== Instructions to follow ==
Scan the records for "Salz". Show the matching lines.

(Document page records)
-------------------------

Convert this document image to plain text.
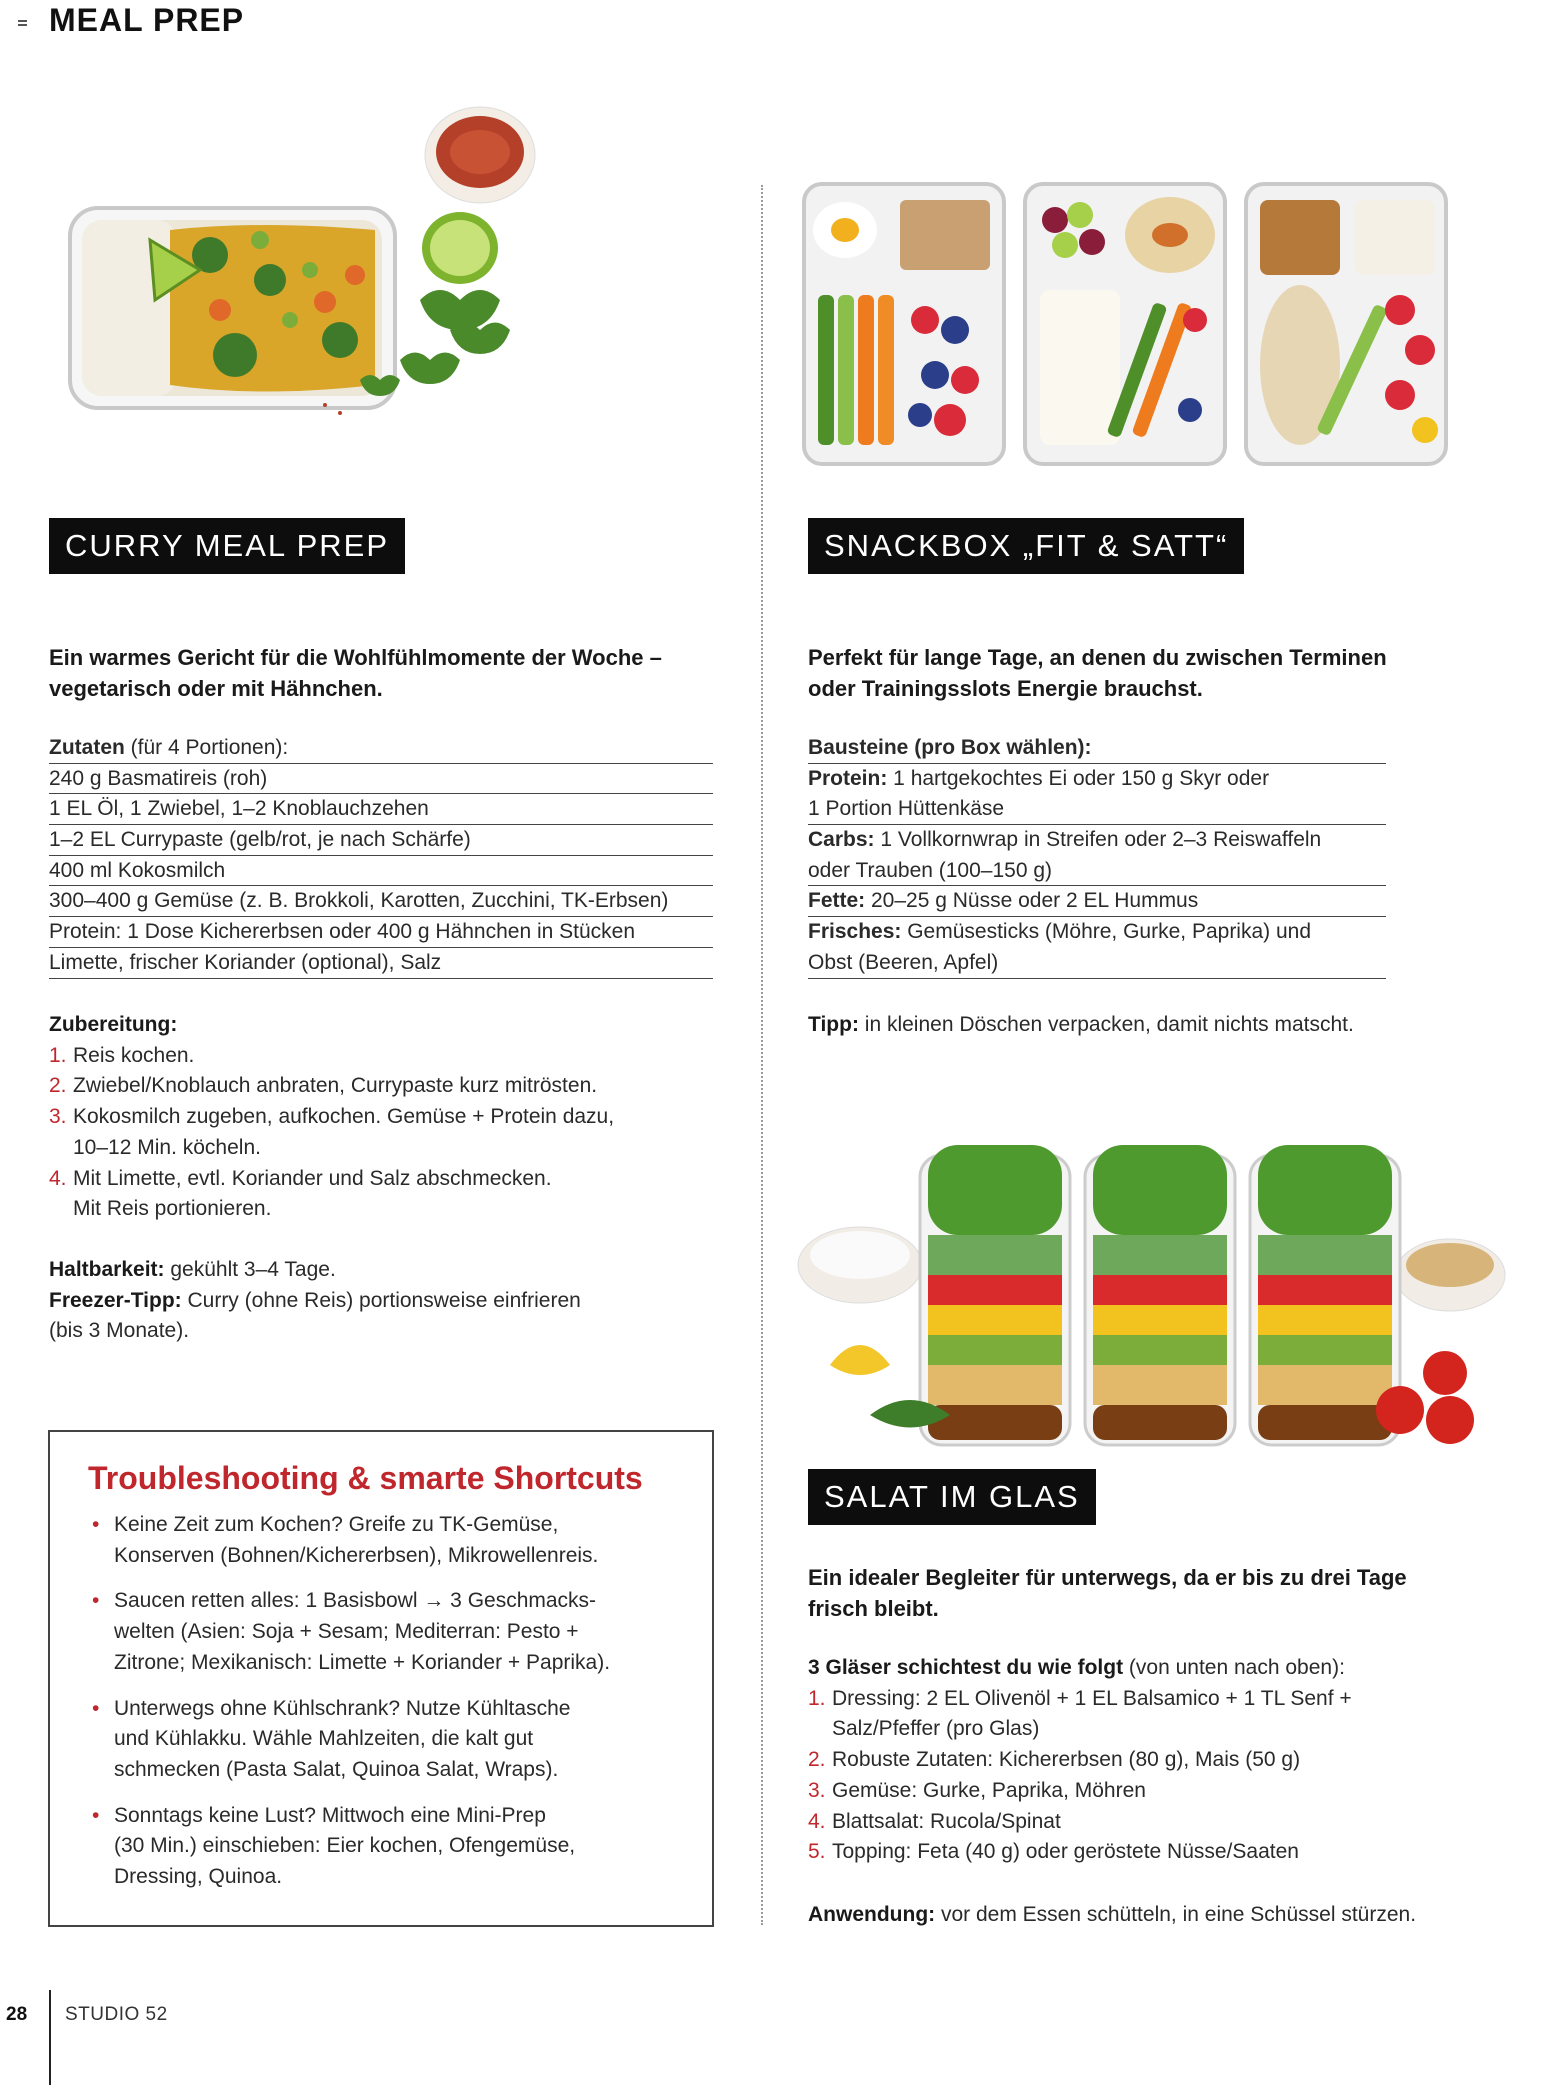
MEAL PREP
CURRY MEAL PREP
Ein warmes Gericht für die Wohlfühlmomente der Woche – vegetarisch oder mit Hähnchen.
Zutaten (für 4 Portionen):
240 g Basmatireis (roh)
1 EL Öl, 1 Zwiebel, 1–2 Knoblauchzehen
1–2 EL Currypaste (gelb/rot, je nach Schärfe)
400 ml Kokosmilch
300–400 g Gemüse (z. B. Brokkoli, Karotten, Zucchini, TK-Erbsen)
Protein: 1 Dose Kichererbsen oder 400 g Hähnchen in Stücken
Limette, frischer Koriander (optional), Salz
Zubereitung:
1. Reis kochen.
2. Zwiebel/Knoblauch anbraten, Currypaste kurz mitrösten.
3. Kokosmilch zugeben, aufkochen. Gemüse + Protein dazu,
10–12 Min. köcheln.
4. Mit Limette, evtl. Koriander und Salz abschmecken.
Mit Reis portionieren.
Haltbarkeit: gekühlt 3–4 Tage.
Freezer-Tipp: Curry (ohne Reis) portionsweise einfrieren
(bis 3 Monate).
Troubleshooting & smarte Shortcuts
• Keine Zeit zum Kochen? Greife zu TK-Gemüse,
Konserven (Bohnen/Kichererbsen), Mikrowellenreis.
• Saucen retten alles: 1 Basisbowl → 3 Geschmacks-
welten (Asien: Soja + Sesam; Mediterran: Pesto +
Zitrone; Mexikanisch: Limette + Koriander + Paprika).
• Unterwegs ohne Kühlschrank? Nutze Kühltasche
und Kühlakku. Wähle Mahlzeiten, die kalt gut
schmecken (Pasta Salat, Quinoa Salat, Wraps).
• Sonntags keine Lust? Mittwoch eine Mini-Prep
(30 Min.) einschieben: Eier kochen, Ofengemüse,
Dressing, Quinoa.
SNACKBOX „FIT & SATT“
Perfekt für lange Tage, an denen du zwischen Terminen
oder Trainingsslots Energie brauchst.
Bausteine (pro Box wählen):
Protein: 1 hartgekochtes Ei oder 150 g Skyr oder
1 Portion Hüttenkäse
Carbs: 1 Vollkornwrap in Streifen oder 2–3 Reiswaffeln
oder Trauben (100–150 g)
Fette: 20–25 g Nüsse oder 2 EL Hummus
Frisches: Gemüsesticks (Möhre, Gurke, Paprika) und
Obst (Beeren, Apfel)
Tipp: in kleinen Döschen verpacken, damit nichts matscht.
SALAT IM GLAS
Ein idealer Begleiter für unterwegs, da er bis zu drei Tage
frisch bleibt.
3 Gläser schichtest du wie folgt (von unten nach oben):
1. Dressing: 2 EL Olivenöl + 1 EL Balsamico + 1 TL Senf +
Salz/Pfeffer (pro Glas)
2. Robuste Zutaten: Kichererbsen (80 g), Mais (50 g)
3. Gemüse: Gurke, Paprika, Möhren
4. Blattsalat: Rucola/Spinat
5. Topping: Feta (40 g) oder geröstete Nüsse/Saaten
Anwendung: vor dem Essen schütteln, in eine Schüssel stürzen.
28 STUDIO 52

-------------------------

== Solution to the problem ==
Limette, frischer Koriander (optional), Salz
4. Mit Limette, evtl. Koriander und Salz abschmecken.
Salz/Pfeffer (pro Glas)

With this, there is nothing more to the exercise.